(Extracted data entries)
○ ○ ○ ○ ○

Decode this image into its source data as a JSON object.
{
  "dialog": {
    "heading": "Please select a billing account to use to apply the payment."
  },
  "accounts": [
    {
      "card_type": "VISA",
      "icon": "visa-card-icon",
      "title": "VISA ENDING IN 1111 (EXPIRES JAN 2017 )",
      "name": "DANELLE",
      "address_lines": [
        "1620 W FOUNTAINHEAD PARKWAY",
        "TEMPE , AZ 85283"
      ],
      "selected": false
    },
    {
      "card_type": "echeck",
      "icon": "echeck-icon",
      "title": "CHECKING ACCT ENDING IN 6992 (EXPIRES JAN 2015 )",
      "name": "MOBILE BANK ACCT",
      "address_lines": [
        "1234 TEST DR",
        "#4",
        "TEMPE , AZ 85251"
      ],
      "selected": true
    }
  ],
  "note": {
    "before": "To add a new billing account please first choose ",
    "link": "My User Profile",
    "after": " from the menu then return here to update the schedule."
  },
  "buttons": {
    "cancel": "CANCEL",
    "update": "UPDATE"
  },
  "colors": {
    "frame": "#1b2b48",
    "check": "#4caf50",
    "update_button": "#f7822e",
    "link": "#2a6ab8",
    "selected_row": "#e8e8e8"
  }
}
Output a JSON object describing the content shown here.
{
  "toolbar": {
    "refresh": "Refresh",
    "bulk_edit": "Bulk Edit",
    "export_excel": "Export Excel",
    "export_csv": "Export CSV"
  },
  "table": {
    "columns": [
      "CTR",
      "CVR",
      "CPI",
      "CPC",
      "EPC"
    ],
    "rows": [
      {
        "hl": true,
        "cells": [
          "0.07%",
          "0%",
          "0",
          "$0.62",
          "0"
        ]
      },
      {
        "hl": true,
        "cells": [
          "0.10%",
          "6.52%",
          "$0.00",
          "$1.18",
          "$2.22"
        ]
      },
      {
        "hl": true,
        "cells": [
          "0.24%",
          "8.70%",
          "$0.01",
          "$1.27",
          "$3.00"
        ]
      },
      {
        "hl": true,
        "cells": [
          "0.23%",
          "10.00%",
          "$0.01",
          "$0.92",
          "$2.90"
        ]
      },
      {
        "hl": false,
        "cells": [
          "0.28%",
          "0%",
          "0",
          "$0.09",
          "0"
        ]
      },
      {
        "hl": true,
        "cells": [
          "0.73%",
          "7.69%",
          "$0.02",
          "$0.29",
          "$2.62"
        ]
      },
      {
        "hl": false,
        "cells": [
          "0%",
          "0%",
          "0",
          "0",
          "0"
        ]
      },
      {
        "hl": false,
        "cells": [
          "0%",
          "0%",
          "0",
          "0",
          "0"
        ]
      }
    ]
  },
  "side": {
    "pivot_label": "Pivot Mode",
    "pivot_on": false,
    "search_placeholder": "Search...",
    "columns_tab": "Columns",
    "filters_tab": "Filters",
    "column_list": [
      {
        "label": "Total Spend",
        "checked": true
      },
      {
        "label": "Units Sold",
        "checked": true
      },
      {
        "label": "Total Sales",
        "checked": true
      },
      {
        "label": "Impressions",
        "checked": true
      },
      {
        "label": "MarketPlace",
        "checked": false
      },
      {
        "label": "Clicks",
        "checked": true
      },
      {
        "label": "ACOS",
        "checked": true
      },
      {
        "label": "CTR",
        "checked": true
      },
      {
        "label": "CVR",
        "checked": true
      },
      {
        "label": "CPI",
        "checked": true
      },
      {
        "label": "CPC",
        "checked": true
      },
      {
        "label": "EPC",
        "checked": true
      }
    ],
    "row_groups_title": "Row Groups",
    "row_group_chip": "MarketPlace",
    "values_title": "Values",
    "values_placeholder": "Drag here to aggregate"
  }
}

○ ○ ○ ○ ○

Copy the material above back out, exactly as written.

Decode this image into its source data as a JSON object.
{
  "dialog": {
    "heading": "Please select a billing account to use to apply the payment."
  },
  "accounts": [
    {
      "card_type": "VISA",
      "icon": "visa-card-icon",
      "title": "VISA ENDING IN 1111 (EXPIRES JAN 2017 )",
      "name": "DANELLE",
      "address_lines": [
        "1620 W FOUNTAINHEAD PARKWAY",
        "TEMPE , AZ 85283"
      ],
      "selected": false
    },
    {
      "card_type": "echeck",
      "icon": "echeck-icon",
      "title": "CHECKING ACCT ENDING IN 6992 (EXPIRES JAN 2015 )",
      "name": "MOBILE BANK ACCT",
      "address_lines": [
        "1234 TEST DR",
        "#4",
        "TEMPE , AZ 85251"
      ],
      "selected": true
    }
  ],
  "note": {
    "before": "To add a new billing account please first choose ",
    "link": "My User Profile",
    "after": " from the menu then return here to update the schedule."
  },
  "buttons": {
    "cancel": "CANCEL",
    "update": "UPDATE"
  },
  "colors": {
    "frame": "#1b2b48",
    "check": "#4caf50",
    "update_button": "#f7822e",
    "link": "#2a6ab8",
    "selected_row": "#e8e8e8"
  }
}
Output a JSON object describing the content shown here.
{
  "toolbar": {
    "refresh": "Refresh",
    "bulk_edit": "Bulk Edit",
    "export_excel": "Export Excel",
    "export_csv": "Export CSV"
  },
  "table": {
    "columns": [
      "CTR",
      "CVR",
      "CPI",
      "CPC",
      "EPC"
    ],
    "rows": [
      {
        "hl": true,
        "cells": [
          "0.07%",
          "0%",
          "0",
          "$0.62",
          "0"
        ]
      },
      {
        "hl": true,
        "cells": [
          "0.10%",
          "6.52%",
          "$0.00",
          "$1.18",
          "$2.22"
        ]
      },
      {
        "hl": true,
        "cells": [
          "0.24%",
          "8.70%",
          "$0.01",
          "$1.27",
          "$3.00"
        ]
      },
      {
        "hl": true,
        "cells": [
          "0.23%",
          "10.00%",
          "$0.01",
          "$0.92",
          "$2.90"
        ]
      },
      {
        "hl": false,
        "cells": [
          "0.28%",
          "0%",
          "0",
          "$0.09",
          "0"
        ]
      },
      {
        "hl": true,
        "cells": [
          "0.73%",
          "7.69%",
          "$0.02",
          "$0.29",
          "$2.62"
        ]
      },
      {
        "hl": false,
        "cells": [
          "0%",
          "0%",
          "0",
          "0",
          "0"
        ]
      },
      {
        "hl": false,
        "cells": [
          "0%",
          "0%",
          "0",
          "0",
          "0"
        ]
      }
    ]
  },
  "side": {
    "pivot_label": "Pivot Mode",
    "pivot_on": false,
    "search_placeholder": "Search...",
    "columns_tab": "Columns",
    "filters_tab": "Filters",
    "column_list": [
      {
        "label": "Total Spend",
        "checked": true
      },
      {
        "label": "Units Sold",
        "checked": true
      },
      {
        "label": "Total Sales",
        "checked": true
      },
      {
        "label": "Impressions",
        "checked": true
      },
      {
        "label": "MarketPlace",
        "checked": false
      },
      {
        "label": "Clicks",
        "checked": true
      },
      {
        "label": "ACOS",
        "checked": true
      },
      {
        "label": "CTR",
        "checked": true
      },
      {
        "label": "CVR",
        "checked": true
      },
      {
        "label": "CPI",
        "checked": true
      },
      {
        "label": "CPC",
        "checked": true
      },
      {
        "label": "EPC",
        "checked": true
      }
    ],
    "row_groups_title": "Row Groups",
    "row_group_chip": "MarketPlace",
    "values_title": "Values",
    "values_placeholder": "Drag here to aggregate"
  }
}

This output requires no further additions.